**** Records to process

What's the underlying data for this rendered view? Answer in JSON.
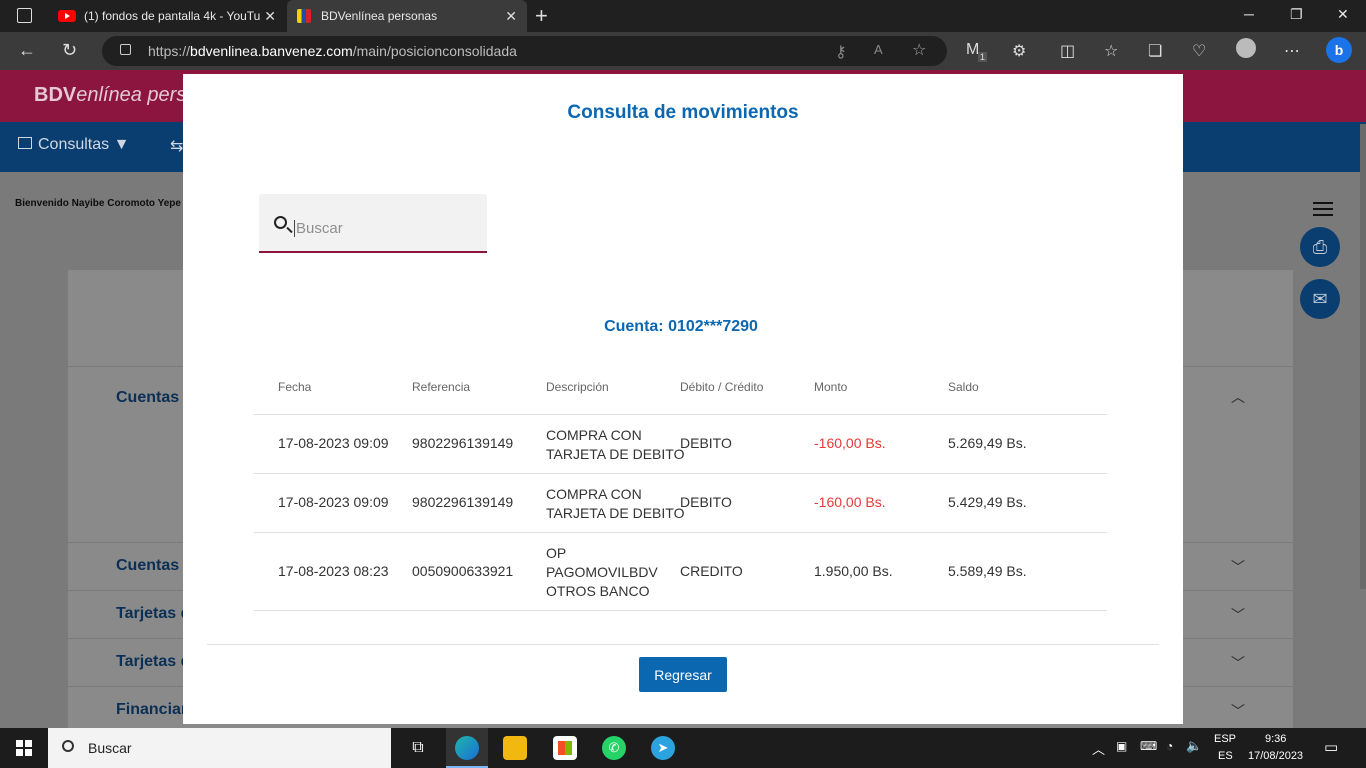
{
  "browser": {
    "tabs": [
      {
        "title": "(1) fondos de pantalla 4k - YouTu",
        "close": "✕"
      },
      {
        "title": "BDVenlínea personas",
        "close": "✕"
      }
    ],
    "url_prefix": "https://",
    "url_host": "bdvenlinea.banvenez.com",
    "url_path": "/main/posicionconsolidada",
    "extension_badge": "1"
  },
  "site": {
    "logo_bold": "BDV",
    "logo_rest": "enlínea pers",
    "nav_consultas": "Consultas ▼",
    "welcome": "Bienvenido Nayibe Coromoto Yepe",
    "sections": [
      "Cuentas",
      "Cuentas n",
      "Tarjetas d",
      "Tarjetas d",
      "Financian"
    ]
  },
  "modal": {
    "title": "Consulta de movimientos",
    "search_placeholder": "Buscar",
    "account": "Cuenta: 0102***7290",
    "columns": [
      "Fecha",
      "Referencia",
      "Descripción",
      "Débito / Crédito",
      "Monto",
      "Saldo"
    ],
    "rows": [
      {
        "fecha": "17-08-2023 09:09",
        "referencia": "9802296139149",
        "descripcion": [
          "COMPRA CON",
          "TARJETA DE DEBITO"
        ],
        "tipo": "DEBITO",
        "monto": "-160,00 Bs.",
        "saldo": "5.269,49 Bs."
      },
      {
        "fecha": "17-08-2023 09:09",
        "referencia": "9802296139149",
        "descripcion": [
          "COMPRA CON",
          "TARJETA DE DEBITO"
        ],
        "tipo": "DEBITO",
        "monto": "-160,00 Bs.",
        "saldo": "5.429,49 Bs."
      },
      {
        "fecha": "17-08-2023 08:23",
        "referencia": "0050900633921",
        "descripcion": [
          "OP",
          "PAGOMOVILBDV",
          "OTROS BANCO"
        ],
        "tipo": "CREDITO",
        "monto": "1.950,00 Bs.",
        "saldo": "5.589,49 Bs."
      }
    ],
    "back_button": "Regresar"
  },
  "taskbar": {
    "search_placeholder": "Buscar",
    "lang_top": "ESP",
    "lang_bottom": "ES",
    "time": "9:36",
    "date": "17/08/2023"
  },
  "colors": {
    "brand_red": "#8c1540",
    "brand_blue": "#0c67b1",
    "negative": "#e53935"
  }
}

********

Brief: Leave out the pictures and return every record word for word.

Full answer:
What's the underlying data for this rendered view? Answer in JSON.
{
  "browser": {
    "tabs": [
      {
        "title": "(1) fondos de pantalla 4k - YouTu",
        "close": "✕"
      },
      {
        "title": "BDVenlínea personas",
        "close": "✕"
      }
    ],
    "url_prefix": "https://",
    "url_host": "bdvenlinea.banvenez.com",
    "url_path": "/main/posicionconsolidada",
    "extension_badge": "1"
  },
  "site": {
    "logo_bold": "BDV",
    "logo_rest": "enlínea pers",
    "nav_consultas": "Consultas ▼",
    "welcome": "Bienvenido Nayibe Coromoto Yepe",
    "sections": [
      "Cuentas",
      "Cuentas n",
      "Tarjetas d",
      "Tarjetas d",
      "Financian"
    ]
  },
  "modal": {
    "title": "Consulta de movimientos",
    "search_placeholder": "Buscar",
    "account": "Cuenta: 0102***7290",
    "columns": [
      "Fecha",
      "Referencia",
      "Descripción",
      "Débito / Crédito",
      "Monto",
      "Saldo"
    ],
    "rows": [
      {
        "fecha": "17-08-2023 09:09",
        "referencia": "9802296139149",
        "descripcion": [
          "COMPRA CON",
          "TARJETA DE DEBITO"
        ],
        "tipo": "DEBITO",
        "monto": "-160,00 Bs.",
        "saldo": "5.269,49 Bs."
      },
      {
        "fecha": "17-08-2023 09:09",
        "referencia": "9802296139149",
        "descripcion": [
          "COMPRA CON",
          "TARJETA DE DEBITO"
        ],
        "tipo": "DEBITO",
        "monto": "-160,00 Bs.",
        "saldo": "5.429,49 Bs."
      },
      {
        "fecha": "17-08-2023 08:23",
        "referencia": "0050900633921",
        "descripcion": [
          "OP",
          "PAGOMOVILBDV",
          "OTROS BANCO"
        ],
        "tipo": "CREDITO",
        "monto": "1.950,00 Bs.",
        "saldo": "5.589,49 Bs."
      }
    ],
    "back_button": "Regresar"
  },
  "taskbar": {
    "search_placeholder": "Buscar",
    "lang_top": "ESP",
    "lang_bottom": "ES",
    "time": "9:36",
    "date": "17/08/2023"
  },
  "colors": {
    "brand_red": "#8c1540",
    "brand_blue": "#0c67b1",
    "negative": "#e53935"
  }
}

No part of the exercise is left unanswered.